Goal → Your task is to retype each line of the data below exactly.
★ ★ ★ ★ ★ ★ ★
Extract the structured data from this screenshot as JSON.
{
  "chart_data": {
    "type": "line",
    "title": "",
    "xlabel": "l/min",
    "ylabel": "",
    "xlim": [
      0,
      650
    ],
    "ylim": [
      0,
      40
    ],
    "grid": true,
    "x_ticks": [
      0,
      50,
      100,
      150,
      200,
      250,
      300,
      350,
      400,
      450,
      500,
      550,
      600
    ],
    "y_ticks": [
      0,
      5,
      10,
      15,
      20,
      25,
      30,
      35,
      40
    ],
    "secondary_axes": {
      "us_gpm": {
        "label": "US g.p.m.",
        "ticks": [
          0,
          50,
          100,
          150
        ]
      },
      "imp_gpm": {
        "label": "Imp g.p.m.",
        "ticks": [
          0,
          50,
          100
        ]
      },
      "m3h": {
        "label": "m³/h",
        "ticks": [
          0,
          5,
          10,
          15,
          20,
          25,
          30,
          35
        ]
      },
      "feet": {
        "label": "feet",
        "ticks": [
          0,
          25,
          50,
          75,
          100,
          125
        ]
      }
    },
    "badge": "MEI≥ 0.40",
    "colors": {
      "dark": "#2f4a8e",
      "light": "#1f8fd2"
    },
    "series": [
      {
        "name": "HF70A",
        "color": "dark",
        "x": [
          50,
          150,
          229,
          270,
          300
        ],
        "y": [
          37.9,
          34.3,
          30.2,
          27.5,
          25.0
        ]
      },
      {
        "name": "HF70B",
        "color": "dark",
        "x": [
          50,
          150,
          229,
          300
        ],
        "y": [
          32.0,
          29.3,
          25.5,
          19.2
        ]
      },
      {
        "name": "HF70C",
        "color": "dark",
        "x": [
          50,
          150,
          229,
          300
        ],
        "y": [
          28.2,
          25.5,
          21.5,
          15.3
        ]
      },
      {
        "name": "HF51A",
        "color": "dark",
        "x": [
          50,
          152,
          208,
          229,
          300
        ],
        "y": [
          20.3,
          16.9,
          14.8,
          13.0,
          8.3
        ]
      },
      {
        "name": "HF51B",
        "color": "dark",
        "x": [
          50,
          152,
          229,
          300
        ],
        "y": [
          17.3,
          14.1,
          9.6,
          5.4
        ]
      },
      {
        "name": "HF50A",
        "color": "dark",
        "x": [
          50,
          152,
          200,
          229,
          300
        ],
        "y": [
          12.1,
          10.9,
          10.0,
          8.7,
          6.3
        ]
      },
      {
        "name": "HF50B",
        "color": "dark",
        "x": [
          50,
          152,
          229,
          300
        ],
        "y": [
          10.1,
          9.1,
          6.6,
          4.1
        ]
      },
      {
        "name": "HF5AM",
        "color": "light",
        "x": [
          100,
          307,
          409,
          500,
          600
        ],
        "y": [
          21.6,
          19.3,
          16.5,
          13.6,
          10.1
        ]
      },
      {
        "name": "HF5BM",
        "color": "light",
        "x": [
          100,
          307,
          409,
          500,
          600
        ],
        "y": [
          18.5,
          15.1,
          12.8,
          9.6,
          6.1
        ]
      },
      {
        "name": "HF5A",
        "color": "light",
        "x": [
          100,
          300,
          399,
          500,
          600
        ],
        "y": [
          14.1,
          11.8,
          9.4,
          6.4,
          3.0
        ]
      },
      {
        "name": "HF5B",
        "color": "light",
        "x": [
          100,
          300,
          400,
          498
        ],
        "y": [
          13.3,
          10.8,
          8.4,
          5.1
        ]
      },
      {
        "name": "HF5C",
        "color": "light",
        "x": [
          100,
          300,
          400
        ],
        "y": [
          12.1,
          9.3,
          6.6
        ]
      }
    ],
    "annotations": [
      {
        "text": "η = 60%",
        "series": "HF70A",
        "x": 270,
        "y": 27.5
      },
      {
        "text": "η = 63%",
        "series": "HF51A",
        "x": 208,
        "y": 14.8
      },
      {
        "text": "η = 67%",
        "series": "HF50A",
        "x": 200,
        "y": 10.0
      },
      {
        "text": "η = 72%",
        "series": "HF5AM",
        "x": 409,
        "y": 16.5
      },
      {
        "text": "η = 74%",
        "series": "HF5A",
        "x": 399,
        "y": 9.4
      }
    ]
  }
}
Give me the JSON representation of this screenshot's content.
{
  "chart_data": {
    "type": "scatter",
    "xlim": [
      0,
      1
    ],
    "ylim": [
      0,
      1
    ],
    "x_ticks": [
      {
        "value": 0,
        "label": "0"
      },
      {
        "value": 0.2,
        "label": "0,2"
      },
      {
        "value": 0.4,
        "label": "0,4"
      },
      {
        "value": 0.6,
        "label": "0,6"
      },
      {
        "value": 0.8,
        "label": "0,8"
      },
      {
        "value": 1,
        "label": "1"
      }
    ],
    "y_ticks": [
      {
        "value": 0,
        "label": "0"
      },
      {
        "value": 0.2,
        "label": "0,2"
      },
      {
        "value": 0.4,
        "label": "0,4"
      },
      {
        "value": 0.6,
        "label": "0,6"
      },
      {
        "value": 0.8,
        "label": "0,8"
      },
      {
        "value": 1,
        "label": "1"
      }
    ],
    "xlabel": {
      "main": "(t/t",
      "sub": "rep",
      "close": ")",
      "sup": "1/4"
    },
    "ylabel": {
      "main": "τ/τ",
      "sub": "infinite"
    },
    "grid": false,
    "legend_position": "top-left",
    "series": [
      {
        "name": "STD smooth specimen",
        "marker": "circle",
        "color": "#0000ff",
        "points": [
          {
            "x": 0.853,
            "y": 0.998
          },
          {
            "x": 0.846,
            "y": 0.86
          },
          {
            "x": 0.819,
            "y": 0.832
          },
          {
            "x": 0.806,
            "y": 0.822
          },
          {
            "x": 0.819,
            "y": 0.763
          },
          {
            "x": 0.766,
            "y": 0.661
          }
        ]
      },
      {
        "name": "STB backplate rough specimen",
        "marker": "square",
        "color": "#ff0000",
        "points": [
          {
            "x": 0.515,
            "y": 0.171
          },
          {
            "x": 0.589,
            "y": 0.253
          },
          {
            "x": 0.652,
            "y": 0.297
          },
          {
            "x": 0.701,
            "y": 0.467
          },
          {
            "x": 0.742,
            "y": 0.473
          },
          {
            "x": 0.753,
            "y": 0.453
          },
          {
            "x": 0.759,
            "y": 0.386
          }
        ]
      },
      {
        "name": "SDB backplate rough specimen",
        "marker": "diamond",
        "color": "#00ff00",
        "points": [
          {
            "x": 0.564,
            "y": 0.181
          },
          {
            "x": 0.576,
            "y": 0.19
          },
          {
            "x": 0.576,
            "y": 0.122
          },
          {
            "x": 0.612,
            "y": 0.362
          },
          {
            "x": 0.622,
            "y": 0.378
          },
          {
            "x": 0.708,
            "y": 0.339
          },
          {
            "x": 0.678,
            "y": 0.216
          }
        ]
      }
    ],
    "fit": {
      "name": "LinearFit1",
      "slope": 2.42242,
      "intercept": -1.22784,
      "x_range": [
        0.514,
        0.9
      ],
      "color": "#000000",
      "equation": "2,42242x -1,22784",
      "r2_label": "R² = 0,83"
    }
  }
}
★ ★ ★ ★ ★ ★ ★
Task answer →
Extract the structured data from this screenshot as JSON.
{
  "chart_data": {
    "type": "line",
    "title": "",
    "xlabel": "l/min",
    "ylabel": "",
    "xlim": [
      0,
      650
    ],
    "ylim": [
      0,
      40
    ],
    "grid": true,
    "x_ticks": [
      0,
      50,
      100,
      150,
      200,
      250,
      300,
      350,
      400,
      450,
      500,
      550,
      600
    ],
    "y_ticks": [
      0,
      5,
      10,
      15,
      20,
      25,
      30,
      35,
      40
    ],
    "secondary_axes": {
      "us_gpm": {
        "label": "US g.p.m.",
        "ticks": [
          0,
          50,
          100,
          150
        ]
      },
      "imp_gpm": {
        "label": "Imp g.p.m.",
        "ticks": [
          0,
          50,
          100
        ]
      },
      "m3h": {
        "label": "m³/h",
        "ticks": [
          0,
          5,
          10,
          15,
          20,
          25,
          30,
          35
        ]
      },
      "feet": {
        "label": "feet",
        "ticks": [
          0,
          25,
          50,
          75,
          100,
          125
        ]
      }
    },
    "badge": "MEI≥ 0.40",
    "colors": {
      "dark": "#2f4a8e",
      "light": "#1f8fd2"
    },
    "series": [
      {
        "name": "HF70A",
        "color": "dark",
        "x": [
          50,
          150,
          229,
          270,
          300
        ],
        "y": [
          37.9,
          34.3,
          30.2,
          27.5,
          25.0
        ]
      },
      {
        "name": "HF70B",
        "color": "dark",
        "x": [
          50,
          150,
          229,
          300
        ],
        "y": [
          32.0,
          29.3,
          25.5,
          19.2
        ]
      },
      {
        "name": "HF70C",
        "color": "dark",
        "x": [
          50,
          150,
          229,
          300
        ],
        "y": [
          28.2,
          25.5,
          21.5,
          15.3
        ]
      },
      {
        "name": "HF51A",
        "color": "dark",
        "x": [
          50,
          152,
          208,
          229,
          300
        ],
        "y": [
          20.3,
          16.9,
          14.8,
          13.0,
          8.3
        ]
      },
      {
        "name": "HF51B",
        "color": "dark",
        "x": [
          50,
          152,
          229,
          300
        ],
        "y": [
          17.3,
          14.1,
          9.6,
          5.4
        ]
      },
      {
        "name": "HF50A",
        "color": "dark",
        "x": [
          50,
          152,
          200,
          229,
          300
        ],
        "y": [
          12.1,
          10.9,
          10.0,
          8.7,
          6.3
        ]
      },
      {
        "name": "HF50B",
        "color": "dark",
        "x": [
          50,
          152,
          229,
          300
        ],
        "y": [
          10.1,
          9.1,
          6.6,
          4.1
        ]
      },
      {
        "name": "HF5AM",
        "color": "light",
        "x": [
          100,
          307,
          409,
          500,
          600
        ],
        "y": [
          21.6,
          19.3,
          16.5,
          13.6,
          10.1
        ]
      },
      {
        "name": "HF5BM",
        "color": "light",
        "x": [
          100,
          307,
          409,
          500,
          600
        ],
        "y": [
          18.5,
          15.1,
          12.8,
          9.6,
          6.1
        ]
      },
      {
        "name": "HF5A",
        "color": "light",
        "x": [
          100,
          300,
          399,
          500,
          600
        ],
        "y": [
          14.1,
          11.8,
          9.4,
          6.4,
          3.0
        ]
      },
      {
        "name": "HF5B",
        "color": "light",
        "x": [
          100,
          300,
          400,
          498
        ],
        "y": [
          13.3,
          10.8,
          8.4,
          5.1
        ]
      },
      {
        "name": "HF5C",
        "color": "light",
        "x": [
          100,
          300,
          400
        ],
        "y": [
          12.1,
          9.3,
          6.6
        ]
      }
    ],
    "annotations": [
      {
        "text": "η = 60%",
        "series": "HF70A",
        "x": 270,
        "y": 27.5
      },
      {
        "text": "η = 63%",
        "series": "HF51A",
        "x": 208,
        "y": 14.8
      },
      {
        "text": "η = 67%",
        "series": "HF50A",
        "x": 200,
        "y": 10.0
      },
      {
        "text": "η = 72%",
        "series": "HF5AM",
        "x": 409,
        "y": 16.5
      },
      {
        "text": "η = 74%",
        "series": "HF5A",
        "x": 399,
        "y": 9.4
      }
    ]
  }
}
Give me the JSON representation of this screenshot's content.
{
  "chart_data": {
    "type": "scatter",
    "xlim": [
      0,
      1
    ],
    "ylim": [
      0,
      1
    ],
    "x_ticks": [
      {
        "value": 0,
        "label": "0"
      },
      {
        "value": 0.2,
        "label": "0,2"
      },
      {
        "value": 0.4,
        "label": "0,4"
      },
      {
        "value": 0.6,
        "label": "0,6"
      },
      {
        "value": 0.8,
        "label": "0,8"
      },
      {
        "value": 1,
        "label": "1"
      }
    ],
    "y_ticks": [
      {
        "value": 0,
        "label": "0"
      },
      {
        "value": 0.2,
        "label": "0,2"
      },
      {
        "value": 0.4,
        "label": "0,4"
      },
      {
        "value": 0.6,
        "label": "0,6"
      },
      {
        "value": 0.8,
        "label": "0,8"
      },
      {
        "value": 1,
        "label": "1"
      }
    ],
    "xlabel": {
      "main": "(t/t",
      "sub": "rep",
      "close": ")",
      "sup": "1/4"
    },
    "ylabel": {
      "main": "τ/τ",
      "sub": "infinite"
    },
    "grid": false,
    "legend_position": "top-left",
    "series": [
      {
        "name": "STD smooth specimen",
        "marker": "circle",
        "color": "#0000ff",
        "points": [
          {
            "x": 0.853,
            "y": 0.998
          },
          {
            "x": 0.846,
            "y": 0.86
          },
          {
            "x": 0.819,
            "y": 0.832
          },
          {
            "x": 0.806,
            "y": 0.822
          },
          {
            "x": 0.819,
            "y": 0.763
          },
          {
            "x": 0.766,
            "y": 0.661
          }
        ]
      },
      {
        "name": "STB backplate rough specimen",
        "marker": "square",
        "color": "#ff0000",
        "points": [
          {
            "x": 0.515,
            "y": 0.171
          },
          {
            "x": 0.589,
            "y": 0.253
          },
          {
            "x": 0.652,
            "y": 0.297
          },
          {
            "x": 0.701,
            "y": 0.467
          },
          {
            "x": 0.742,
            "y": 0.473
          },
          {
            "x": 0.753,
            "y": 0.453
          },
          {
            "x": 0.759,
            "y": 0.386
          }
        ]
      },
      {
        "name": "SDB backplate rough specimen",
        "marker": "diamond",
        "color": "#00ff00",
        "points": [
          {
            "x": 0.564,
            "y": 0.181
          },
          {
            "x": 0.576,
            "y": 0.19
          },
          {
            "x": 0.576,
            "y": 0.122
          },
          {
            "x": 0.612,
            "y": 0.362
          },
          {
            "x": 0.622,
            "y": 0.378
          },
          {
            "x": 0.708,
            "y": 0.339
          },
          {
            "x": 0.678,
            "y": 0.216
          }
        ]
      }
    ],
    "fit": {
      "name": "LinearFit1",
      "slope": 2.42242,
      "intercept": -1.22784,
      "x_range": [
        0.514,
        0.9
      ],
      "color": "#000000",
      "equation": "2,42242x -1,22784",
      "r2_label": "R² = 0,83"
    }
  }
}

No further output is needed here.